◆ Text segment ◆
---+---
Canadian Charter of Rights and Freedoms – Section 7 – Narcotic Control Act, s. 3(1) – Whether prohibiting possession of Cannabis (marihuana) for personal use under s. 3(1) of the Narcotic Control Act, R.S.C. 1985, c. N-1, by reason of the inclusion of this substance in s. 3 of the Schedule to the Act (now s. 1, Schedule II, Controlled Drugs and Substances Act, S.C. 1996, c. 19), infringes s. 7 of the Canadian Charter of Rights and Freedoms – If the answer is in the affirmative, is the infringement justified under s. 1 of the Charter? – Whether the prohibition is within the legislative competence of the Parliament of Canada as being a law enacted for the peace, order and good government of Canada pursuant to s. 91 of the Constitution Act, 1867; as being enacted pursuant to the criminal law power in s. 91(27) thereof; or otherwise.
---+---
◆ Brief 1 ◆
Update the rows beginning at the first row and stopping after the row that contains "463, 868, 525)", replacing "Answer Bank" with "Tile Pool" and keeping everything else the same.
---+---
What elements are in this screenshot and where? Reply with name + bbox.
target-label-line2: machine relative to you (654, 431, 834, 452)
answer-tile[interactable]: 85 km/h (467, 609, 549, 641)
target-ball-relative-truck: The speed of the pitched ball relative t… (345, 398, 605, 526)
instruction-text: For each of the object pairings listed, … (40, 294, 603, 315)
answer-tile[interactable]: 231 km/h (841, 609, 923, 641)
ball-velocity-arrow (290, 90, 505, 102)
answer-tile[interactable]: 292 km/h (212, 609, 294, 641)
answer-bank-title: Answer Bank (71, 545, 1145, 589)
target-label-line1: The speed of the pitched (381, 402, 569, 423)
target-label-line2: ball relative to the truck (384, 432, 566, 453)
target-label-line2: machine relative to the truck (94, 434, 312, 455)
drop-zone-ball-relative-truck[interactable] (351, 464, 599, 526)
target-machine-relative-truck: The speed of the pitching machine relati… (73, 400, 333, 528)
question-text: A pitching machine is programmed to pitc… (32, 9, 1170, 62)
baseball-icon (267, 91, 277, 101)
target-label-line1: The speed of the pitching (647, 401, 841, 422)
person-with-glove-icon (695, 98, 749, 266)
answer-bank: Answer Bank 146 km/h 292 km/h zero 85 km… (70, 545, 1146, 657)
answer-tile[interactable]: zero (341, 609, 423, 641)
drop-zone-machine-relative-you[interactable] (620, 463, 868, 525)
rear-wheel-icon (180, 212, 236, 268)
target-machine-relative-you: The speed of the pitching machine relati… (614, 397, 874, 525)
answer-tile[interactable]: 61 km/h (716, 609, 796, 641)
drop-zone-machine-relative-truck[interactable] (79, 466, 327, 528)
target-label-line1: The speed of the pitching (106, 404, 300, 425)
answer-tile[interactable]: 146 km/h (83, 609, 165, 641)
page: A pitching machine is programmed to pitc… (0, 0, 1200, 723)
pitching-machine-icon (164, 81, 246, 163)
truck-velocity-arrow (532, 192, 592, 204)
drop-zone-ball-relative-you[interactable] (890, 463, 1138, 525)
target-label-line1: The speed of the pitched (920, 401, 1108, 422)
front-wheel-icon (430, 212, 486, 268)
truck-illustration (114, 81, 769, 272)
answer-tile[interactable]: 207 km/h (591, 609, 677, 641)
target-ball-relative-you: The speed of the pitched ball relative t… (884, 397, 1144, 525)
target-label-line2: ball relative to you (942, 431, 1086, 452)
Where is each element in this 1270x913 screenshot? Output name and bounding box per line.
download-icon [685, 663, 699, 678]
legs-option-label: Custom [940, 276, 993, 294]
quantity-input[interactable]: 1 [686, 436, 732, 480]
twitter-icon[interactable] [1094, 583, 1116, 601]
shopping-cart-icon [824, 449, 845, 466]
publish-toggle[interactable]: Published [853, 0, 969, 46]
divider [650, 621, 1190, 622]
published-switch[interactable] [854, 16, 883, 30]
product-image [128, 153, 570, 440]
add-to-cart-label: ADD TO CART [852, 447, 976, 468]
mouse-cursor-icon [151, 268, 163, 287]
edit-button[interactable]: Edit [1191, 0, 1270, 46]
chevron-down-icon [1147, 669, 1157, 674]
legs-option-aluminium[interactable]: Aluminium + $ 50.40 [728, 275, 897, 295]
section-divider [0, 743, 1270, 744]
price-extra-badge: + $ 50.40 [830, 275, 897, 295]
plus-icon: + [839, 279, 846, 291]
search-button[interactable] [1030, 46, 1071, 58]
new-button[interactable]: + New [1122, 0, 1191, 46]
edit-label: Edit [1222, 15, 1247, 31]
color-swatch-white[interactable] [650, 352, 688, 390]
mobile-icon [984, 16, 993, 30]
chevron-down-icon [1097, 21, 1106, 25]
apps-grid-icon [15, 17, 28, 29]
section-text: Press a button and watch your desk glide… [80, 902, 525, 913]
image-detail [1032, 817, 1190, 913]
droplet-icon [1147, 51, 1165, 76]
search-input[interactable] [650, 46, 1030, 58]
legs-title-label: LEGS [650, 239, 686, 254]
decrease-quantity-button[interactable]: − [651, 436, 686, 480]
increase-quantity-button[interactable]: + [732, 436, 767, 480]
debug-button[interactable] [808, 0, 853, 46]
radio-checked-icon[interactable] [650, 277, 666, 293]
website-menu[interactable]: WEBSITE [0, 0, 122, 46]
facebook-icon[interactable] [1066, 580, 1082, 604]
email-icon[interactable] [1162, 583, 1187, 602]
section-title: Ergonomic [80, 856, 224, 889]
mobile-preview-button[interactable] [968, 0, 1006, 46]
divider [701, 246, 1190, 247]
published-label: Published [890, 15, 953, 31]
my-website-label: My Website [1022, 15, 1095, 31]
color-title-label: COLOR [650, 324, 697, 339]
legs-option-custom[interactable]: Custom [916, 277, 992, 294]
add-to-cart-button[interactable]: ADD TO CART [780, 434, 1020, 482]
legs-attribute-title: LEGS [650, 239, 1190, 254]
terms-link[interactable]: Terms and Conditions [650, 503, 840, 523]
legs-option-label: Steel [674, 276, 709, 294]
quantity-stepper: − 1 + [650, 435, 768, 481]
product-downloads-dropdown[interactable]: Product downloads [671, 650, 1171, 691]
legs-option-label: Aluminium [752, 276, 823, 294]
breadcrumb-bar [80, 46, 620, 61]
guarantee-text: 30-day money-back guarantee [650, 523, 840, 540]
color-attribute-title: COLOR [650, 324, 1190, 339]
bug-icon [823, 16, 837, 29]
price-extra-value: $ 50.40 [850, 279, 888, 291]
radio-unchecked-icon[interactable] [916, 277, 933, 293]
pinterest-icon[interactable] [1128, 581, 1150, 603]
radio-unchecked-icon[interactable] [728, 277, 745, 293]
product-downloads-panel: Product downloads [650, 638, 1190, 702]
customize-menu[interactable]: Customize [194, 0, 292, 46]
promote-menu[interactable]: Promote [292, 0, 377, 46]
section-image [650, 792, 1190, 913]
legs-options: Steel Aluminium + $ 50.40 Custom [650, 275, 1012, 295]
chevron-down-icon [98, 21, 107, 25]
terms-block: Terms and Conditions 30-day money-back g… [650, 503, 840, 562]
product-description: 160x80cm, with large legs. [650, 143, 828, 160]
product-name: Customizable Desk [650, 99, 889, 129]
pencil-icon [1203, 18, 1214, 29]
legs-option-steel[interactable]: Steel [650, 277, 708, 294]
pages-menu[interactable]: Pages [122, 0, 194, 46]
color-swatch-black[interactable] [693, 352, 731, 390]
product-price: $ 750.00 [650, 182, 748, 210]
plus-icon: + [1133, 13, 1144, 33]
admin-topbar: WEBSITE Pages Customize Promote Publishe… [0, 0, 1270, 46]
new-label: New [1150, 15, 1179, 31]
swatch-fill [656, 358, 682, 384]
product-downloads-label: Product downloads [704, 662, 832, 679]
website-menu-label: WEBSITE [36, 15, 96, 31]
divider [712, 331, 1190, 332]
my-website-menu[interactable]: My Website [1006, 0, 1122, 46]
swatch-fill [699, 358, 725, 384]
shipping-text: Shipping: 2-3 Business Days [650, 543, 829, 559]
---+---
◆ Brief 2 ◆
Write out the whole text on the cannabis possession prohibition under the Narcotic Control Act word for word.

◆ Complete output 1 ◆
What elements are in this screenshot and where? Reply with name + bbox.
target-label-line2: machine relative to you (654, 431, 834, 452)
answer-tile[interactable]: 85 km/h (467, 609, 549, 641)
target-ball-relative-truck: The speed of the pitched ball relative t… (345, 398, 605, 526)
instruction-text: For each of the object pairings listed, … (40, 294, 603, 315)
answer-tile[interactable]: 231 km/h (841, 609, 923, 641)
ball-velocity-arrow (290, 90, 505, 102)
answer-tile[interactable]: 292 km/h (212, 609, 294, 641)
answer-bank-title: Tile Pool (71, 545, 1145, 589)
target-label-line1: The speed of the pitched (381, 402, 569, 423)
target-label-line2: ball relative to the truck (384, 432, 566, 453)
target-label-line2: machine relative to the truck (94, 434, 312, 455)
drop-zone-ball-relative-truck[interactable] (351, 464, 599, 526)
target-machine-relative-truck: The speed of the pitching machine relati… (73, 400, 333, 528)
question-text: A pitching machine is programmed to pitc… (32, 9, 1170, 62)
baseball-icon (267, 91, 277, 101)
target-label-line1: The speed of the pitching (647, 401, 841, 422)
person-with-glove-icon (695, 98, 749, 266)
answer-bank: Tile Pool 146 km/h 292 km/h zero 85 km… (70, 545, 1146, 657)
answer-tile[interactable]: zero (341, 609, 423, 641)
drop-zone-machine-relative-you[interactable] (620, 463, 868, 525)

◆ Complete output 2 ◆
Canadian Charter of Rights and Freedoms – Section 7 – Narcotic Control Act, s. 3(1) – Whether prohibiting possession of Cannabis (marihuana) for personal use under s. 3(1) of the Narcotic Control Act, R.S.C. 1985, c. N-1, by reason of the inclusion of this substance in s. 3 of the Schedule to the Act (now s. 1, Schedule II, Controlled Drugs and Substances Act, S.C. 1996, c. 19), infringes s. 7 of the Canadian Charter of Rights and Freedoms – If the answer is in the affirmative, is the infringement justified under s. 1 of the Charter? – Whether the prohibition is within the legislative competence of the Parliament of Canada as being a law enacted for the peace, order and good government of Canada pursuant to s. 91 of the Constitution Act, 1867; as being enacted pursuant to the criminal law power in s. 91(27) thereof; or otherwise.